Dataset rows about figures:
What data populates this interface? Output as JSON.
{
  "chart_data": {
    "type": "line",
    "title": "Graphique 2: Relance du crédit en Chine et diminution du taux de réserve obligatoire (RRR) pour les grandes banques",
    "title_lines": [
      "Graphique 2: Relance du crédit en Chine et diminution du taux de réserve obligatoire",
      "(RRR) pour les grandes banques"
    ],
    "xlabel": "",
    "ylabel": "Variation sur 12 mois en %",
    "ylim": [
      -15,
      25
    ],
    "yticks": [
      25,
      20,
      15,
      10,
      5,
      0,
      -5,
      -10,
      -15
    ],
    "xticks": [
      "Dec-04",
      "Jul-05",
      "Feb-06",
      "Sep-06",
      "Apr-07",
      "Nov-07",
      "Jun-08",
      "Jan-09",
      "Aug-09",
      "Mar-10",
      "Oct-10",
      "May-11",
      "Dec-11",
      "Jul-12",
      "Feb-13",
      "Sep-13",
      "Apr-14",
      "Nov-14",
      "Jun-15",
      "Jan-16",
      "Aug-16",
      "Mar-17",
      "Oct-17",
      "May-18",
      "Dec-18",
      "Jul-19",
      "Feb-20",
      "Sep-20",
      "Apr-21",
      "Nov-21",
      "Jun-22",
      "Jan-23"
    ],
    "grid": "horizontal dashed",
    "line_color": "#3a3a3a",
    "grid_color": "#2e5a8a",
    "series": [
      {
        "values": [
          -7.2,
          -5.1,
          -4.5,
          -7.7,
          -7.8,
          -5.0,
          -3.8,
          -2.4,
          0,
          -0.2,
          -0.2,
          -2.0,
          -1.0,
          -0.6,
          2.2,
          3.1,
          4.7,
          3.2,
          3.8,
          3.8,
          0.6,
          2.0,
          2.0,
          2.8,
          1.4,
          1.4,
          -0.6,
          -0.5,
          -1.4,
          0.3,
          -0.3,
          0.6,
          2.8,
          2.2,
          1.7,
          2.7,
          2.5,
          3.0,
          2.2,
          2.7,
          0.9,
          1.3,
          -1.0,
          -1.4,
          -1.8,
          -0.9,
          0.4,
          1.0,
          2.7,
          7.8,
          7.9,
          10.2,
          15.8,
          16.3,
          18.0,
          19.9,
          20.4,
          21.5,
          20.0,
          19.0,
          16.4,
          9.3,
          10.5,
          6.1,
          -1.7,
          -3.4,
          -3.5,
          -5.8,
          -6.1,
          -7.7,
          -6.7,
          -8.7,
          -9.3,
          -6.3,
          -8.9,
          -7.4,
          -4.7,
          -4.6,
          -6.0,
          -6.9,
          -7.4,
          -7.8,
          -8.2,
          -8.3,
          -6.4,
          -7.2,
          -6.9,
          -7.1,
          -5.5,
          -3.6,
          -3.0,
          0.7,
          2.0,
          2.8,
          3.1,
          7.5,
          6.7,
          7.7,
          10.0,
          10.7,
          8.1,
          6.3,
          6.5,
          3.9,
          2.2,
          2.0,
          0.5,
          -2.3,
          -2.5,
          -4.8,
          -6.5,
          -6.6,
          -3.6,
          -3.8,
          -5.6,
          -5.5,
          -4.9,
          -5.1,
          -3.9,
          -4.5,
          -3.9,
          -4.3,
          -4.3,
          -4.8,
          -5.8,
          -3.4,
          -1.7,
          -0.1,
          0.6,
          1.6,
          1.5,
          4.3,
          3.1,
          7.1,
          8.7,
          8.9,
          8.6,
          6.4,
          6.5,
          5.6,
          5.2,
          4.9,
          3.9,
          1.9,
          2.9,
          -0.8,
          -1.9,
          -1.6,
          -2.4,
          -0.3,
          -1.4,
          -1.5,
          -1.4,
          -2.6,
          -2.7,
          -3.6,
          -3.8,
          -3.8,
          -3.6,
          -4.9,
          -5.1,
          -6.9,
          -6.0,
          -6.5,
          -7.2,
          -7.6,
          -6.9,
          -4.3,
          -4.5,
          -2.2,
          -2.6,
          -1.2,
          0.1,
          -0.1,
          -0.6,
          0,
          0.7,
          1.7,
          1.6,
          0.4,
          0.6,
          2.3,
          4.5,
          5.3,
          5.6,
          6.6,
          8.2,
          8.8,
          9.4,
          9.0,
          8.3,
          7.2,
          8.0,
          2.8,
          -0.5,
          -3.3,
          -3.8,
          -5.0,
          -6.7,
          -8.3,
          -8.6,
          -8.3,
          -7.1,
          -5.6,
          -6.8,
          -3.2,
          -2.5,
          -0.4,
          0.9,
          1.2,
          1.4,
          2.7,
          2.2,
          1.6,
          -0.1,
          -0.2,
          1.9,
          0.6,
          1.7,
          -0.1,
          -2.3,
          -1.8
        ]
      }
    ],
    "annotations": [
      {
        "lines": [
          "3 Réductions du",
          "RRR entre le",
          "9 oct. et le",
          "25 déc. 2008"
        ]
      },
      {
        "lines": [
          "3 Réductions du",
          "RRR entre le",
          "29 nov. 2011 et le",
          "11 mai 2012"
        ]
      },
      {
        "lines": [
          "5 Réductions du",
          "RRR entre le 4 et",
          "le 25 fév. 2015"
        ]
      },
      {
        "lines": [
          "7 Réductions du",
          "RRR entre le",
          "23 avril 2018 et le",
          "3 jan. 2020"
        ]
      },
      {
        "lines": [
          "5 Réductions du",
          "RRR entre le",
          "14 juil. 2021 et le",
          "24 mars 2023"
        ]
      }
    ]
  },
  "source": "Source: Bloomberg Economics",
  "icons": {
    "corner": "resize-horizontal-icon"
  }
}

==

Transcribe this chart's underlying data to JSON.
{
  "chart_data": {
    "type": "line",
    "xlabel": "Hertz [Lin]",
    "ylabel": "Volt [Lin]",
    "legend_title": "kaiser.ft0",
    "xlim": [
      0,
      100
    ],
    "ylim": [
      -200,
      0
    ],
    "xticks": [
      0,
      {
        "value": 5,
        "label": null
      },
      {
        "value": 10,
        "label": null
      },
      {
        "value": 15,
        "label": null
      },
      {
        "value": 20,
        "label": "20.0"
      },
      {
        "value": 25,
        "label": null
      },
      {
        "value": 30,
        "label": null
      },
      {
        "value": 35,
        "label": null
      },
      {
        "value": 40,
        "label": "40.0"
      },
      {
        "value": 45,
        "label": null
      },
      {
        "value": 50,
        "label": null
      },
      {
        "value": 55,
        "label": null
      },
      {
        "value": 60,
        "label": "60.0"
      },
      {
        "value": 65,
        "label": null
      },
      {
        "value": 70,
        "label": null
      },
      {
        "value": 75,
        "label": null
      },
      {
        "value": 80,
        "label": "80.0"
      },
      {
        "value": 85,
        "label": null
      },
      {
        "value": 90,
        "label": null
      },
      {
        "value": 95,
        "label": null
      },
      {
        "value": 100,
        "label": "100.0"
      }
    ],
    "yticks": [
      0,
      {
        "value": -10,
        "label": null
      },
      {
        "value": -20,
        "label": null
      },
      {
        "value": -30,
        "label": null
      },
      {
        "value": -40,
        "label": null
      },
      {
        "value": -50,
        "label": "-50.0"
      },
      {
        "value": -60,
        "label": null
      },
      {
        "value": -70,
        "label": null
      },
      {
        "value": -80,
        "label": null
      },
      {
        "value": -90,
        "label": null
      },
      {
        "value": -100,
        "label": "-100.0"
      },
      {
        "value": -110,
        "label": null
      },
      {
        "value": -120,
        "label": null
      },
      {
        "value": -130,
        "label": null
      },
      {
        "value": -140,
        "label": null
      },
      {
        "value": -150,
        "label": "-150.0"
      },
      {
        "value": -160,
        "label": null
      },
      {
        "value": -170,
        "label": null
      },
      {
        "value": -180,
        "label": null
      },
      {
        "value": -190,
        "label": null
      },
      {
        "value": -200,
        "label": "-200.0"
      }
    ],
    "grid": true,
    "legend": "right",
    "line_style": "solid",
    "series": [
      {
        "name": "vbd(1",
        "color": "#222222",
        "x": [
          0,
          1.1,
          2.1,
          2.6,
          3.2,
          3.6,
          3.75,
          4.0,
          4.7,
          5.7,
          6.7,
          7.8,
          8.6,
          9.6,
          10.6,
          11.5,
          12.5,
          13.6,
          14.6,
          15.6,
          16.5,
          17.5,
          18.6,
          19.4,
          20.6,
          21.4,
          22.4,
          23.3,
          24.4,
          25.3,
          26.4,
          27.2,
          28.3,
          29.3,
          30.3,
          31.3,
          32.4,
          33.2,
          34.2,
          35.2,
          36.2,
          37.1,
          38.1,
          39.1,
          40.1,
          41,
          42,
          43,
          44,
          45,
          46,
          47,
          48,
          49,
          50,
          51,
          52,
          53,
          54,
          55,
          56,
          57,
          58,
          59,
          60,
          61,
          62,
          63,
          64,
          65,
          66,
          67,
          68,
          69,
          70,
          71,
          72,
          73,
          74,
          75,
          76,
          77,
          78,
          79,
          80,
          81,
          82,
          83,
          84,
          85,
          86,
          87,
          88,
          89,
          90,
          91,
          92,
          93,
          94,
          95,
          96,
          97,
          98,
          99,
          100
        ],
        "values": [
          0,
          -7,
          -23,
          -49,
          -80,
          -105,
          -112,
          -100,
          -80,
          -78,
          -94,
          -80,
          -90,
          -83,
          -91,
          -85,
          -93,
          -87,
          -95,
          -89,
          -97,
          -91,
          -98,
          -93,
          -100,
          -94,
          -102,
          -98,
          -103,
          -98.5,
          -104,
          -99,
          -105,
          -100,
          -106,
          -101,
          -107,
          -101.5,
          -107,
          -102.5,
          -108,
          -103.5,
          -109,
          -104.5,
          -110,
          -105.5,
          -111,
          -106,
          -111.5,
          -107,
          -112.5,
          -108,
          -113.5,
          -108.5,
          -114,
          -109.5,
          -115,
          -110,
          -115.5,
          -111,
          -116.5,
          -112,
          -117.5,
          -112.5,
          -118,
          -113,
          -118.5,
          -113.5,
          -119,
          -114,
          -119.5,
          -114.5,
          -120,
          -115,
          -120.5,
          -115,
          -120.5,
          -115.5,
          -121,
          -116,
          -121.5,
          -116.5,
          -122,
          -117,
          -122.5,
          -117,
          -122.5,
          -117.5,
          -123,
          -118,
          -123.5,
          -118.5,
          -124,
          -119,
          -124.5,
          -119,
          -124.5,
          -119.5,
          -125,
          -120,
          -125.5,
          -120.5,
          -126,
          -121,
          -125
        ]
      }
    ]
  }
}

--

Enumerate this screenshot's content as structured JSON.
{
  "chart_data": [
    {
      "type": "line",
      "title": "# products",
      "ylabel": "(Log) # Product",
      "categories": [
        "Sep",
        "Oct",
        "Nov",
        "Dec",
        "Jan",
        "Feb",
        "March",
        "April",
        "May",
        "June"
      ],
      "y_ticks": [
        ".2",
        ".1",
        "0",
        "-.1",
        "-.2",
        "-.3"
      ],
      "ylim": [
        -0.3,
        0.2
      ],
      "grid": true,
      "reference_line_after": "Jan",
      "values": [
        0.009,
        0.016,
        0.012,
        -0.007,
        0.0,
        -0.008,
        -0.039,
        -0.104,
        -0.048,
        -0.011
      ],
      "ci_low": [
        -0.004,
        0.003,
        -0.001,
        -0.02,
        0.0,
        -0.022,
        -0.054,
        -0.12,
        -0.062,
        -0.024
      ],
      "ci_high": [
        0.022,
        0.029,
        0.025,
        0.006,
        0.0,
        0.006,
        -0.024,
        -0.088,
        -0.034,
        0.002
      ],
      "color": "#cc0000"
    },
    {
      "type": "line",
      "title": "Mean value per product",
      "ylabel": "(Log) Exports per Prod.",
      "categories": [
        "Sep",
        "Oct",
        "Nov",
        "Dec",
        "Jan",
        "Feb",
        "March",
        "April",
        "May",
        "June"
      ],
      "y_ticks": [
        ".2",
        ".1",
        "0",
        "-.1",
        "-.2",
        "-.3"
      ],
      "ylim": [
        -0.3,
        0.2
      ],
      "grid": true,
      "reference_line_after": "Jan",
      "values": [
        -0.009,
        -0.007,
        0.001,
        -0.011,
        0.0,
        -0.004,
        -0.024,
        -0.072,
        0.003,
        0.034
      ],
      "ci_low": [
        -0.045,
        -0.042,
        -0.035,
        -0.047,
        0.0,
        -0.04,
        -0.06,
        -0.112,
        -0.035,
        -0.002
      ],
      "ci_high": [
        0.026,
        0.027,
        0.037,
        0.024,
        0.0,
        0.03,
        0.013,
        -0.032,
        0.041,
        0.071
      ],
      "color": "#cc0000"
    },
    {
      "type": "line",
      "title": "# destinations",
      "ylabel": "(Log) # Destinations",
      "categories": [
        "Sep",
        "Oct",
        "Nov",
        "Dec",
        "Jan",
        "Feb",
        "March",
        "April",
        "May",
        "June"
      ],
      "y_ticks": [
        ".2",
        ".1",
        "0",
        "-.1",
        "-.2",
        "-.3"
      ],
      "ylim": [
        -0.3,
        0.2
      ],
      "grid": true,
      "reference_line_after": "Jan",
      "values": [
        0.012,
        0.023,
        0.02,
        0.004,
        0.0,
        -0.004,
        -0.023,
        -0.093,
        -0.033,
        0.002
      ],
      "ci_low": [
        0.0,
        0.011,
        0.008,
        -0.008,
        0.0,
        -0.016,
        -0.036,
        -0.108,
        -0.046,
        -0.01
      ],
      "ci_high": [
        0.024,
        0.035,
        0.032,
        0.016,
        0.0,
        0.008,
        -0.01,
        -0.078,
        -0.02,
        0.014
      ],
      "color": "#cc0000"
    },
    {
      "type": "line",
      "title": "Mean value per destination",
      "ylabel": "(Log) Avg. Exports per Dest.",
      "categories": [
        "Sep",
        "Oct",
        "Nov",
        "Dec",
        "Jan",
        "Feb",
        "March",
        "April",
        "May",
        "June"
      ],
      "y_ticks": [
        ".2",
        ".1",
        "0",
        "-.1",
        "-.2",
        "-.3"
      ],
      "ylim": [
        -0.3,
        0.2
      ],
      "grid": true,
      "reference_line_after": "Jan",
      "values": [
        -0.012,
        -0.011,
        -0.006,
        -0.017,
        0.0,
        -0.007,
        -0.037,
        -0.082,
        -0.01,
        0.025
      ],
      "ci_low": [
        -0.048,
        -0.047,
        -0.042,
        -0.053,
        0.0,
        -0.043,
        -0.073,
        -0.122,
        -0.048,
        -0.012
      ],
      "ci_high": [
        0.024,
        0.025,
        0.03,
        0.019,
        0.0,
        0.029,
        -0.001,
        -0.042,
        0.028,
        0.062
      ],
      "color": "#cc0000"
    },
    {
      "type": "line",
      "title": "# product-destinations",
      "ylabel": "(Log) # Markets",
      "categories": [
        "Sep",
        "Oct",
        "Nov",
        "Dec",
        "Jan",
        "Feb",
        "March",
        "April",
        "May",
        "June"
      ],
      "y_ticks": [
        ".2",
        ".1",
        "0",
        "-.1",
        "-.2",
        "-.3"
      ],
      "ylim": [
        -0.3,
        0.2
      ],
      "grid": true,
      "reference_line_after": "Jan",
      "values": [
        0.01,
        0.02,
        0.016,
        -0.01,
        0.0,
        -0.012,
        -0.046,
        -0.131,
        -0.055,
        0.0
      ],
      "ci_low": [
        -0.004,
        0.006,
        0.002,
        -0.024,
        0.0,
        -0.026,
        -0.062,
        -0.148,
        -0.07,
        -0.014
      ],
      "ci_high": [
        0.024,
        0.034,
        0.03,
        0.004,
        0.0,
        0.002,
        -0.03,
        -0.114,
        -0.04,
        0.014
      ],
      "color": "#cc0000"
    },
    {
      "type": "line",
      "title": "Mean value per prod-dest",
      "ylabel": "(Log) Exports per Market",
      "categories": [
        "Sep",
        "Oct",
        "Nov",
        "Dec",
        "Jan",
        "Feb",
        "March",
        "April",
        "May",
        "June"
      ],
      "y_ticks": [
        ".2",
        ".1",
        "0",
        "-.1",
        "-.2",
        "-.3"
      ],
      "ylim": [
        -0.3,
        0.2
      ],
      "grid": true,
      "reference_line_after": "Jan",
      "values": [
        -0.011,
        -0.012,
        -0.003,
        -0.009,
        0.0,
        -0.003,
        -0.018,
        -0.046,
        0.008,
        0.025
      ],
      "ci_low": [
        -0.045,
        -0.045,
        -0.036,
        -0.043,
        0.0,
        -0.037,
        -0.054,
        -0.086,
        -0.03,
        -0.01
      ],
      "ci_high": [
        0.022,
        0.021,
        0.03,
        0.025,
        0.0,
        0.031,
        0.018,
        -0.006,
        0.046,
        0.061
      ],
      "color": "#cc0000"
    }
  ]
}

(Brief) Filter the records for lines holding the string "Chine". Copy each one.

(Solution to the problem)
    "title": "Graphique 2: Relance du crédit en Chine et diminution du taux de réserve obligatoire (RRR) pour les grandes banques",
      "Graphique 2: Relance du crédit en Chine et diminution du taux de réserve obligatoire",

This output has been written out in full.